→ AIM OF THE TASK: Copy each line exactly.

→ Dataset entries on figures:
★ ★ ★ ★
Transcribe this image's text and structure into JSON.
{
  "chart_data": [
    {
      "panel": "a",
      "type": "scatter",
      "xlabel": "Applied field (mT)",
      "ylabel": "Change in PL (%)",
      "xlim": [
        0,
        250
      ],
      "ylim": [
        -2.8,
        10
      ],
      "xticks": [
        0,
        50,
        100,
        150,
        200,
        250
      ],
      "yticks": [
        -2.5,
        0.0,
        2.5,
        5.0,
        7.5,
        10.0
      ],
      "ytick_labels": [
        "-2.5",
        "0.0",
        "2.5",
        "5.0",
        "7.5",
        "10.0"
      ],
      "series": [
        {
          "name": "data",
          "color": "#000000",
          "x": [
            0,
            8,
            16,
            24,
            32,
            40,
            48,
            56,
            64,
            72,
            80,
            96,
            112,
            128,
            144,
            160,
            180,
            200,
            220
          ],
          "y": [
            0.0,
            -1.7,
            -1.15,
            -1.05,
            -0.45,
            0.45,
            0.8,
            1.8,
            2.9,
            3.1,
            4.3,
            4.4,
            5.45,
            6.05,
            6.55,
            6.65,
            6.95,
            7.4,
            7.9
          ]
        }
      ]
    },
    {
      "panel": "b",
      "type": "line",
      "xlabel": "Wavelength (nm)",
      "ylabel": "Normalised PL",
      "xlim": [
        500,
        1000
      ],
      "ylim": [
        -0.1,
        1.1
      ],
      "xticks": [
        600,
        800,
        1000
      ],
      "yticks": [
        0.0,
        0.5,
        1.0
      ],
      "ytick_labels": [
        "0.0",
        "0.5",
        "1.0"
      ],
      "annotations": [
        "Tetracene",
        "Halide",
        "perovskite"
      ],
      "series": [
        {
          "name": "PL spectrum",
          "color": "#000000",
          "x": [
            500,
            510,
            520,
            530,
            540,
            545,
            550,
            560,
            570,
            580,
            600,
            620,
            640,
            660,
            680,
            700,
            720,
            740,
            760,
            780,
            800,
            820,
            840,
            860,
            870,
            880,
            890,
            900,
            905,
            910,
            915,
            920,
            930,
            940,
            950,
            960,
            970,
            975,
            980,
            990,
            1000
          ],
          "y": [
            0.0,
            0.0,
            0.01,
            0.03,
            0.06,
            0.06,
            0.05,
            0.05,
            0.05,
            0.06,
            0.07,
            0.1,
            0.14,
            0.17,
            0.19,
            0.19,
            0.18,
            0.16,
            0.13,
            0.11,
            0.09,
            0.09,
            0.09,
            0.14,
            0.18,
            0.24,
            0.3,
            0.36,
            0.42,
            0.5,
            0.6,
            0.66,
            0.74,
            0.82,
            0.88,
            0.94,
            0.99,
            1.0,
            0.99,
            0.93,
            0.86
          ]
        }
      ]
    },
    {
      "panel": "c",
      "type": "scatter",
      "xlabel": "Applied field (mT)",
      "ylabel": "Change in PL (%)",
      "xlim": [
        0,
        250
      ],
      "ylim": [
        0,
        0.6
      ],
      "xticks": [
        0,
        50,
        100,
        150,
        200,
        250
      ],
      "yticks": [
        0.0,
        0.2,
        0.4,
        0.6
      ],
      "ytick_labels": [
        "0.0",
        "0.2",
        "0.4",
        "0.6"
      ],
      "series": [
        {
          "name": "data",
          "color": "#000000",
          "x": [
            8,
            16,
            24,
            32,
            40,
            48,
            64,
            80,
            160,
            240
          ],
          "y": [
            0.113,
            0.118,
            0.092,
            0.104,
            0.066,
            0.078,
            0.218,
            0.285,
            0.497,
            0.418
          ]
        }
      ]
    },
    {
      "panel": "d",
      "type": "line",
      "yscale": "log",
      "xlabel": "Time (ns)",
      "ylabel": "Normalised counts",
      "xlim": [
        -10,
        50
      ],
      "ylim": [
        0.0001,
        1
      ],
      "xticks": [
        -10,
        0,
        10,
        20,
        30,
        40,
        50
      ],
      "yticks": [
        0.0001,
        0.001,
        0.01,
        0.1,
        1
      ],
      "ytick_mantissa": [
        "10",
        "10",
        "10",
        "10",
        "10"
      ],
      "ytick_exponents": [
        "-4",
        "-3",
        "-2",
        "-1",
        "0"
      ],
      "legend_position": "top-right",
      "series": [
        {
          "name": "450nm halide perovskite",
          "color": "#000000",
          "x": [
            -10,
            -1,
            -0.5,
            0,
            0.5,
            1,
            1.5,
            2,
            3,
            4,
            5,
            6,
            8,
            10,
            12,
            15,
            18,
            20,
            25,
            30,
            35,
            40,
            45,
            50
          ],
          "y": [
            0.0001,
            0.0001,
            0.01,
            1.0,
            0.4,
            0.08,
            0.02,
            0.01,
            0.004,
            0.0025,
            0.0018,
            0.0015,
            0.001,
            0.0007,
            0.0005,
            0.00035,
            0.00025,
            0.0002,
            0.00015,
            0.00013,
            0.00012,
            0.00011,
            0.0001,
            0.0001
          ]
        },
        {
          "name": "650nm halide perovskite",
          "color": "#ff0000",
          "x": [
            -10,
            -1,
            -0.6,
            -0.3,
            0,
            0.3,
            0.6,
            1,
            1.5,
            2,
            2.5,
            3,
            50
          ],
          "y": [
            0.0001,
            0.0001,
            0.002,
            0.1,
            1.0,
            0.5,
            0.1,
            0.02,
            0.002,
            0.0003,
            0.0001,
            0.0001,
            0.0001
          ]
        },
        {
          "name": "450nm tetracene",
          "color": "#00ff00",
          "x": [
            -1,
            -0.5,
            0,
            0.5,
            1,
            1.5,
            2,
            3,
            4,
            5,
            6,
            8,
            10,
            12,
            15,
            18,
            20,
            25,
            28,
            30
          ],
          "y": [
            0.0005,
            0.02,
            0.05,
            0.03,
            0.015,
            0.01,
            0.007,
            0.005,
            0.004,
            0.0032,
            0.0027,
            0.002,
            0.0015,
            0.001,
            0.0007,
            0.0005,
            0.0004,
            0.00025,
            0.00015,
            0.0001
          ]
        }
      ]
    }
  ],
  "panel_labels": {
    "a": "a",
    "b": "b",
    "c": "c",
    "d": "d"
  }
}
★ ★ ★ ★
→ CORRECT RESPONSE:
Transcribe this image's text and structure into JSON.
{
  "chart_data": [
    {
      "panel": "a",
      "type": "scatter",
      "xlabel": "Applied field (mT)",
      "ylabel": "Change in PL (%)",
      "xlim": [
        0,
        250
      ],
      "ylim": [
        -2.8,
        10
      ],
      "xticks": [
        0,
        50,
        100,
        150,
        200,
        250
      ],
      "yticks": [
        -2.5,
        0.0,
        2.5,
        5.0,
        7.5,
        10.0
      ],
      "ytick_labels": [
        "-2.5",
        "0.0",
        "2.5",
        "5.0",
        "7.5",
        "10.0"
      ],
      "series": [
        {
          "name": "data",
          "color": "#000000",
          "x": [
            0,
            8,
            16,
            24,
            32,
            40,
            48,
            56,
            64,
            72,
            80,
            96,
            112,
            128,
            144,
            160,
            180,
            200,
            220
          ],
          "y": [
            0.0,
            -1.7,
            -1.15,
            -1.05,
            -0.45,
            0.45,
            0.8,
            1.8,
            2.9,
            3.1,
            4.3,
            4.4,
            5.45,
            6.05,
            6.55,
            6.65,
            6.95,
            7.4,
            7.9
          ]
        }
      ]
    },
    {
      "panel": "b",
      "type": "line",
      "xlabel": "Wavelength (nm)",
      "ylabel": "Normalised PL",
      "xlim": [
        500,
        1000
      ],
      "ylim": [
        -0.1,
        1.1
      ],
      "xticks": [
        600,
        800,
        1000
      ],
      "yticks": [
        0.0,
        0.5,
        1.0
      ],
      "ytick_labels": [
        "0.0",
        "0.5",
        "1.0"
      ],
      "annotations": [
        "Tetracene",
        "Halide",
        "perovskite"
      ],
      "series": [
        {
          "name": "PL spectrum",
          "color": "#000000",
          "x": [
            500,
            510,
            520,
            530,
            540,
            545,
            550,
            560,
            570,
            580,
            600,
            620,
            640,
            660,
            680,
            700,
            720,
            740,
            760,
            780,
            800,
            820,
            840,
            860,
            870,
            880,
            890,
            900,
            905,
            910,
            915,
            920,
            930,
            940,
            950,
            960,
            970,
            975,
            980,
            990,
            1000
          ],
          "y": [
            0.0,
            0.0,
            0.01,
            0.03,
            0.06,
            0.06,
            0.05,
            0.05,
            0.05,
            0.06,
            0.07,
            0.1,
            0.14,
            0.17,
            0.19,
            0.19,
            0.18,
            0.16,
            0.13,
            0.11,
            0.09,
            0.09,
            0.09,
            0.14,
            0.18,
            0.24,
            0.3,
            0.36,
            0.42,
            0.5,
            0.6,
            0.66,
            0.74,
            0.82,
            0.88,
            0.94,
            0.99,
            1.0,
            0.99,
            0.93,
            0.86
          ]
        }
      ]
    },
    {
      "panel": "c",
      "type": "scatter",
      "xlabel": "Applied field (mT)",
      "ylabel": "Change in PL (%)",
      "xlim": [
        0,
        250
      ],
      "ylim": [
        0,
        0.6
      ],
      "xticks": [
        0,
        50,
        100,
        150,
        200,
        250
      ],
      "yticks": [
        0.0,
        0.2,
        0.4,
        0.6
      ],
      "ytick_labels": [
        "0.0",
        "0.2",
        "0.4",
        "0.6"
      ],
      "series": [
        {
          "name": "data",
          "color": "#000000",
          "x": [
            8,
            16,
            24,
            32,
            40,
            48,
            64,
            80,
            160,
            240
          ],
          "y": [
            0.113,
            0.118,
            0.092,
            0.104,
            0.066,
            0.078,
            0.218,
            0.285,
            0.497,
            0.418
          ]
        }
      ]
    },
    {
      "panel": "d",
      "type": "line",
      "yscale": "log",
      "xlabel": "Time (ns)",
      "ylabel": "Normalised counts",
      "xlim": [
        -10,
        50
      ],
      "ylim": [
        0.0001,
        1
      ],
      "xticks": [
        -10,
        0,
        10,
        20,
        30,
        40,
        50
      ],
      "yticks": [
        0.0001,
        0.001,
        0.01,
        0.1,
        1
      ],
      "ytick_mantissa": [
        "10",
        "10",
        "10",
        "10",
        "10"
      ],
      "ytick_exponents": [
        "-4",
        "-3",
        "-2",
        "-1",
        "0"
      ],
      "legend_position": "top-right",
      "series": [
        {
          "name": "450nm halide perovskite",
          "color": "#000000",
          "x": [
            -10,
            -1,
            -0.5,
            0,
            0.5,
            1,
            1.5,
            2,
            3,
            4,
            5,
            6,
            8,
            10,
            12,
            15,
            18,
            20,
            25,
            30,
            35,
            40,
            45,
            50
          ],
          "y": [
            0.0001,
            0.0001,
            0.01,
            1.0,
            0.4,
            0.08,
            0.02,
            0.01,
            0.004,
            0.0025,
            0.0018,
            0.0015,
            0.001,
            0.0007,
            0.0005,
            0.00035,
            0.00025,
            0.0002,
            0.00015,
            0.00013,
            0.00012,
            0.00011,
            0.0001,
            0.0001
          ]
        },
        {
          "name": "650nm halide perovskite",
          "color": "#ff0000",
          "x": [
            -10,
            -1,
            -0.6,
            -0.3,
            0,
            0.3,
            0.6,
            1,
            1.5,
            2,
            2.5,
            3,
            50
          ],
          "y": [
            0.0001,
            0.0001,
            0.002,
            0.1,
            1.0,
            0.5,
            0.1,
            0.02,
            0.002,
            0.0003,
            0.0001,
            0.0001,
            0.0001
          ]
        },
        {
          "name": "450nm tetracene",
          "color": "#00ff00",
          "x": [
            -1,
            -0.5,
            0,
            0.5,
            1,
            1.5,
            2,
            3,
            4,
            5,
            6,
            8,
            10,
            12,
            15,
            18,
            20,
            25,
            28,
            30
          ],
          "y": [
            0.0005,
            0.02,
            0.05,
            0.03,
            0.015,
            0.01,
            0.007,
            0.005,
            0.004,
            0.0032,
            0.0027,
            0.002,
            0.0015,
            0.001,
            0.0007,
            0.0005,
            0.0004,
            0.00025,
            0.00015,
            0.0001
          ]
        }
      ]
    }
  ],
  "panel_labels": {
    "a": "a",
    "b": "b",
    "c": "c",
    "d": "d"
  }
}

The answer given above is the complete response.